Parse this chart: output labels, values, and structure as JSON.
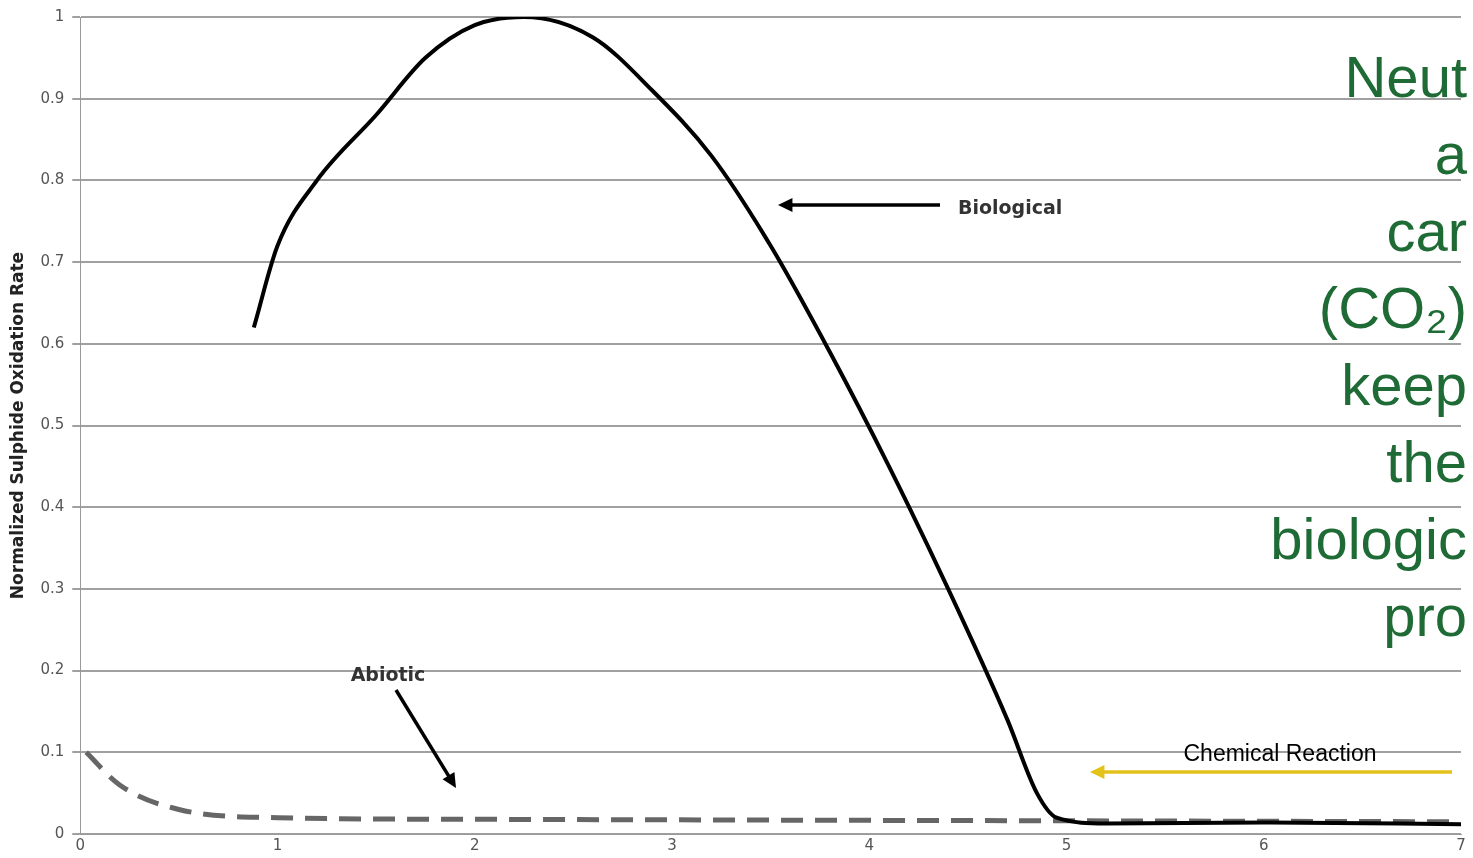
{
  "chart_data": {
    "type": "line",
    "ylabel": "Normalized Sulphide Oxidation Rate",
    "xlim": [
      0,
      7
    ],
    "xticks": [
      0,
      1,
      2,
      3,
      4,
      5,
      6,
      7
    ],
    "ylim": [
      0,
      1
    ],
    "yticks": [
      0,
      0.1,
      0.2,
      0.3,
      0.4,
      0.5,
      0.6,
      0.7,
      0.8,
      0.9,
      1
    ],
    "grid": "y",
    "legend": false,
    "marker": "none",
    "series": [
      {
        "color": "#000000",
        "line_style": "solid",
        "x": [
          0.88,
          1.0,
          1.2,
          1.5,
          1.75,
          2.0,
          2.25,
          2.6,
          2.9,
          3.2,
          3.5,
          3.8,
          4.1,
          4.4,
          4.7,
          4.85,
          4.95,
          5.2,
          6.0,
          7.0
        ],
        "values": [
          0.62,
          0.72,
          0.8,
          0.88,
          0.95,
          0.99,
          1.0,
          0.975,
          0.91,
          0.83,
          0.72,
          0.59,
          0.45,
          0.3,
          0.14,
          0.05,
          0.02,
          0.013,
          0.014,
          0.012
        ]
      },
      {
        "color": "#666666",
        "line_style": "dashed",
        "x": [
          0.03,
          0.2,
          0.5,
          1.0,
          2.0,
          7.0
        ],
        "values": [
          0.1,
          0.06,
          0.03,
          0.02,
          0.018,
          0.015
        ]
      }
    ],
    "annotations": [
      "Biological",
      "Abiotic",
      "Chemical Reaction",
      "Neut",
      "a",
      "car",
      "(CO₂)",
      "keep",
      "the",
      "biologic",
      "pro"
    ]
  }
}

### What you should do
Write out the records above exactly as they stand, leaving out every picture.

### Exercise response
Parse this chart: output labels, values, and structure as JSON.
{
  "chart_data": {
    "type": "line",
    "ylabel": "Normalized Sulphide Oxidation Rate",
    "xlim": [
      0,
      7
    ],
    "xticks": [
      0,
      1,
      2,
      3,
      4,
      5,
      6,
      7
    ],
    "ylim": [
      0,
      1
    ],
    "yticks": [
      0,
      0.1,
      0.2,
      0.3,
      0.4,
      0.5,
      0.6,
      0.7,
      0.8,
      0.9,
      1
    ],
    "grid": "y",
    "legend": false,
    "marker": "none",
    "series": [
      {
        "color": "#000000",
        "line_style": "solid",
        "x": [
          0.88,
          1.0,
          1.2,
          1.5,
          1.75,
          2.0,
          2.25,
          2.6,
          2.9,
          3.2,
          3.5,
          3.8,
          4.1,
          4.4,
          4.7,
          4.85,
          4.95,
          5.2,
          6.0,
          7.0
        ],
        "values": [
          0.62,
          0.72,
          0.8,
          0.88,
          0.95,
          0.99,
          1.0,
          0.975,
          0.91,
          0.83,
          0.72,
          0.59,
          0.45,
          0.3,
          0.14,
          0.05,
          0.02,
          0.013,
          0.014,
          0.012
        ]
      },
      {
        "color": "#666666",
        "line_style": "dashed",
        "x": [
          0.03,
          0.2,
          0.5,
          1.0,
          2.0,
          7.0
        ],
        "values": [
          0.1,
          0.06,
          0.03,
          0.02,
          0.018,
          0.015
        ]
      }
    ],
    "annotations": [
      "Biological",
      "Abiotic",
      "Chemical Reaction",
      "Neut",
      "a",
      "car",
      "(CO₂)",
      "keep",
      "the",
      "biologic",
      "pro"
    ]
  }
}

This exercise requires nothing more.